● Data to use:
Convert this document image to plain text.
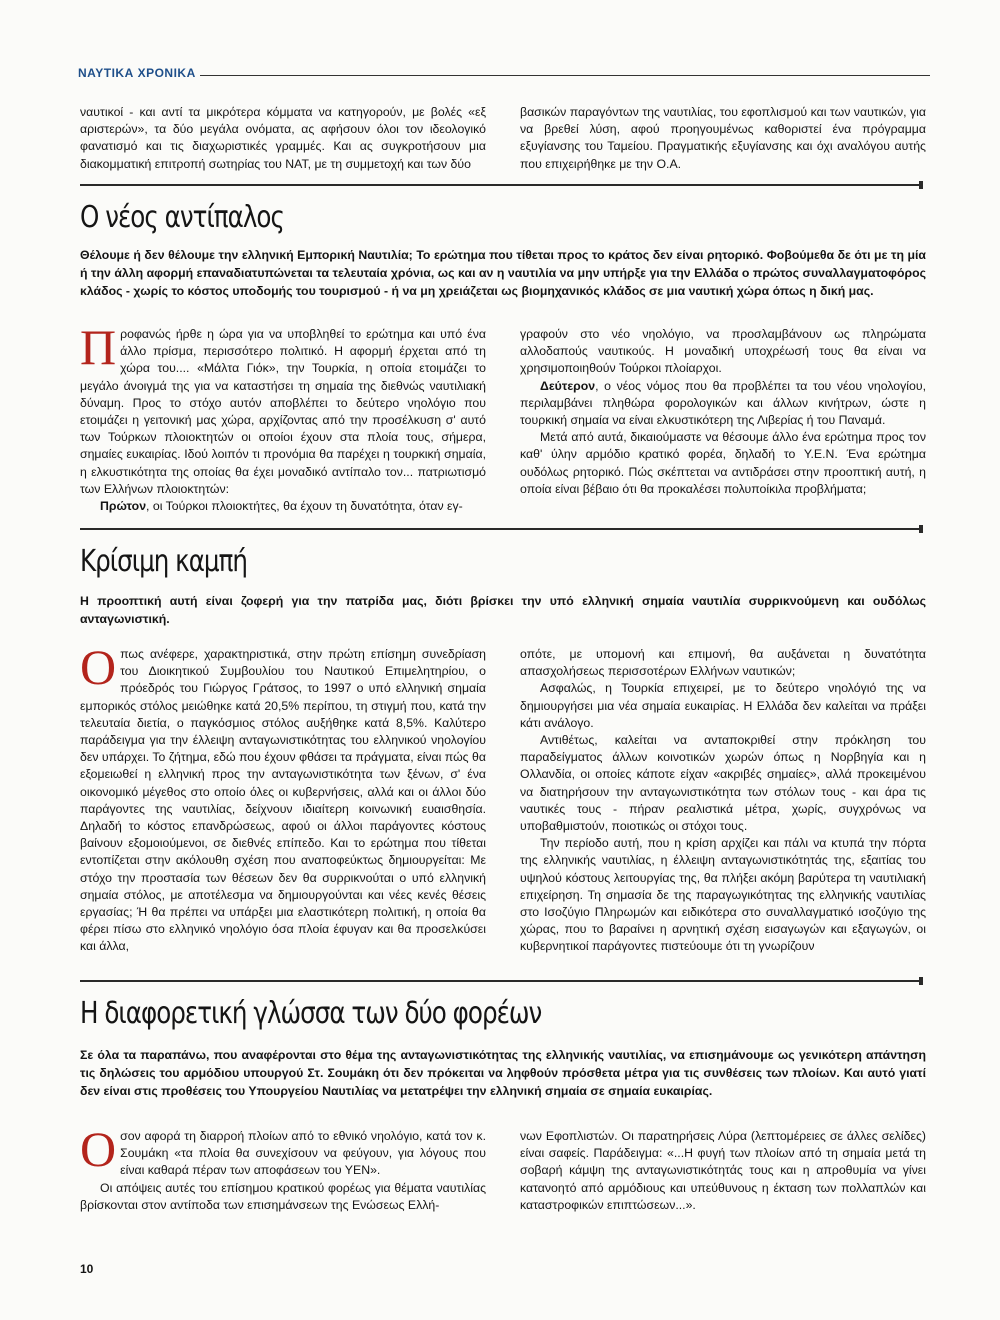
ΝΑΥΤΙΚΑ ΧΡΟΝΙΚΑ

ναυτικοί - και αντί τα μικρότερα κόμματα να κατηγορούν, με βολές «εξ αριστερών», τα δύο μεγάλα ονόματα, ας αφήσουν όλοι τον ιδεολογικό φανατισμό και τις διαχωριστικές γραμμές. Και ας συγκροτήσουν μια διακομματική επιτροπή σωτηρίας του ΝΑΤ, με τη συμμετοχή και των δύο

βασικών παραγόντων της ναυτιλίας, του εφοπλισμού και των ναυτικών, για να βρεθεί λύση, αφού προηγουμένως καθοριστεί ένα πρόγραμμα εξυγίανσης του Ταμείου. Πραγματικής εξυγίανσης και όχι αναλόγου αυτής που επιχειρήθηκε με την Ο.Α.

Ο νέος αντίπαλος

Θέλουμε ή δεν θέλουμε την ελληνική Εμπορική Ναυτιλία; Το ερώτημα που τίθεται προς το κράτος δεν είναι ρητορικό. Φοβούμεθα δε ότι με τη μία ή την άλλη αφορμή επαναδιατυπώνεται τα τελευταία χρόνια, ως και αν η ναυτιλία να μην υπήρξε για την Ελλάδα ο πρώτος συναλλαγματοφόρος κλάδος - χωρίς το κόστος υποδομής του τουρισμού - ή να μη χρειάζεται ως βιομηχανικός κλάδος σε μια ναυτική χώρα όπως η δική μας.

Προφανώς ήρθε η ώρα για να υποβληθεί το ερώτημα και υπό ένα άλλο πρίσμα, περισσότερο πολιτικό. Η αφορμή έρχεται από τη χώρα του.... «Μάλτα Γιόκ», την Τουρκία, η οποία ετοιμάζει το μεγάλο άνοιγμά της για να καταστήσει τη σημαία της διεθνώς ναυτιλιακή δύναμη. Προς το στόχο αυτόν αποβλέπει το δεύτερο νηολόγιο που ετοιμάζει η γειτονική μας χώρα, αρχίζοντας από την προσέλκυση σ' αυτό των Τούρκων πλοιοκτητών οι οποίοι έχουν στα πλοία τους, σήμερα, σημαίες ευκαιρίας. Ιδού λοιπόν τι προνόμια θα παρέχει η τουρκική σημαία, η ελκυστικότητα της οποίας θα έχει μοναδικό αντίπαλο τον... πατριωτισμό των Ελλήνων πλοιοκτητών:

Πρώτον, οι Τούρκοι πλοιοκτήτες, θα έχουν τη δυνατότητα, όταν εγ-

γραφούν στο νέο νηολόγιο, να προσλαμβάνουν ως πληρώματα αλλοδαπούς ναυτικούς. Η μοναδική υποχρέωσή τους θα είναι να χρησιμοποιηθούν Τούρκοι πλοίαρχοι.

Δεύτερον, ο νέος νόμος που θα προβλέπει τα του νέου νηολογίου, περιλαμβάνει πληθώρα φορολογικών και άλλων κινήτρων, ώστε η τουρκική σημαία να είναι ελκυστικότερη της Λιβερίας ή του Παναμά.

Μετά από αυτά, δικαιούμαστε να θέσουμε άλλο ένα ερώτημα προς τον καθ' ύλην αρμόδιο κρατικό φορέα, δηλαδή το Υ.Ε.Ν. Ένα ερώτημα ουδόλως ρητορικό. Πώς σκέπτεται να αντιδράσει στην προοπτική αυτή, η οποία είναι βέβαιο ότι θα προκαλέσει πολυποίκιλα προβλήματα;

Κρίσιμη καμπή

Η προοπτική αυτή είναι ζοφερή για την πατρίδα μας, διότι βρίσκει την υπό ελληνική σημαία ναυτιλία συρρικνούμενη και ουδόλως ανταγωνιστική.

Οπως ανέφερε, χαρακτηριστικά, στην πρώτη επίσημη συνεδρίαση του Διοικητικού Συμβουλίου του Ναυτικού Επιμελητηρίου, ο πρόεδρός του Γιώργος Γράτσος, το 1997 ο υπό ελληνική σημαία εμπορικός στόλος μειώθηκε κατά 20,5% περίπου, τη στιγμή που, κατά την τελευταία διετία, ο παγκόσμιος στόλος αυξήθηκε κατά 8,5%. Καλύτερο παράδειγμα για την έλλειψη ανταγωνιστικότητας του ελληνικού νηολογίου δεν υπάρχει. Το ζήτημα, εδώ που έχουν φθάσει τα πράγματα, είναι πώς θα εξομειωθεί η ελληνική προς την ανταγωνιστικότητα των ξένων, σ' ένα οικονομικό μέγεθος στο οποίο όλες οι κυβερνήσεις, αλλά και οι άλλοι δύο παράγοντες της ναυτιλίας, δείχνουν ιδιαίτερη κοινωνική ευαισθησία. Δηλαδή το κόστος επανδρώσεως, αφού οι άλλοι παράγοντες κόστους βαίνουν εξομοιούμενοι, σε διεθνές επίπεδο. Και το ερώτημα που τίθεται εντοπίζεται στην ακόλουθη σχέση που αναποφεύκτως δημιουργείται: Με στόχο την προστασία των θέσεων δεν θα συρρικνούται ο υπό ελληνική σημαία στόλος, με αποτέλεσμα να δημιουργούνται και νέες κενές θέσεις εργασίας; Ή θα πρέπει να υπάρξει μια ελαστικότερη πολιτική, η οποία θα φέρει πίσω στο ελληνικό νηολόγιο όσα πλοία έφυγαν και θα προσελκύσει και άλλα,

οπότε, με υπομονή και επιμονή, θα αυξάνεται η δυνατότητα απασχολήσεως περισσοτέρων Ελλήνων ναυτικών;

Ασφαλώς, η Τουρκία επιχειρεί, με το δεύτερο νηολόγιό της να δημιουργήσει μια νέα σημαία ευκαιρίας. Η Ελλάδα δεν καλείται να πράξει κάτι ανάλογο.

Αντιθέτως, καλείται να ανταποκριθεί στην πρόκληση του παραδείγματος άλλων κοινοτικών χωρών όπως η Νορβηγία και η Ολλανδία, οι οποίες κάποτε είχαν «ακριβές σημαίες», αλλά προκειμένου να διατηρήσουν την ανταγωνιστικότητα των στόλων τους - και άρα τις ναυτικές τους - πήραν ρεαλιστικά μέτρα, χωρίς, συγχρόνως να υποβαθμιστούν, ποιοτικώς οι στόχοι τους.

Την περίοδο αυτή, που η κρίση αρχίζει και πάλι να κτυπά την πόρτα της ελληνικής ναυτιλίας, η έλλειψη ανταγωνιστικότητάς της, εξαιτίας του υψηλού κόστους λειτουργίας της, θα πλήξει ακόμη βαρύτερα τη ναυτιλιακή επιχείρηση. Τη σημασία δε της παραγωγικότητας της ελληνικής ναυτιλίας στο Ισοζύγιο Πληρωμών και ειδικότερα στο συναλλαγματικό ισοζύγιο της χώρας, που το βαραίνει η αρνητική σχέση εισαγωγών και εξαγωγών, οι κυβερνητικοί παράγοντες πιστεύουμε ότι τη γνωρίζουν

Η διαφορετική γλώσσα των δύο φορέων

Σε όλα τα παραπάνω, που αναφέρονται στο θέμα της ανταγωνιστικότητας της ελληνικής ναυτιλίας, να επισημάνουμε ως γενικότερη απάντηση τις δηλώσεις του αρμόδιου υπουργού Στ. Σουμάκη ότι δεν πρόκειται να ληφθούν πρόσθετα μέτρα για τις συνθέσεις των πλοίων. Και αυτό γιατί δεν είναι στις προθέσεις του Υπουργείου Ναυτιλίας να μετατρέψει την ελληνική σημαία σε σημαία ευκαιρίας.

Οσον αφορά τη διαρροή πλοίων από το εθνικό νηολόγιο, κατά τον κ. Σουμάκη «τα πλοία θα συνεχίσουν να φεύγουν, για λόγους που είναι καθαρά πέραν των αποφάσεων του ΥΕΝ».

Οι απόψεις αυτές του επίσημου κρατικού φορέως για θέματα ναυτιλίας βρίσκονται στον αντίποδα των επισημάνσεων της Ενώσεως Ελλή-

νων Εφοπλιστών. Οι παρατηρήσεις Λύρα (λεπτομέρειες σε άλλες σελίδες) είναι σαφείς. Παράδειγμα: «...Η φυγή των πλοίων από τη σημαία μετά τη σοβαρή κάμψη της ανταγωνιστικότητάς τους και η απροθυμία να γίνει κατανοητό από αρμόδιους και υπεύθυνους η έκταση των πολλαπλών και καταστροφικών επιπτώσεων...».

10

● What to work on:
Find the word "δυνατότητα" in the records and pull out each line that has it.

● Task response:
Πρώτον, οι Τούρκοι πλοιοκτήτες, θα έχουν τη δυνατότητα, όταν εγ-
οπότε, με υπομονή και επιμονή, θα αυξάνεται η δυνατότητα απασχολήσεως περισσοτέρων Ελλήνων ναυτικών;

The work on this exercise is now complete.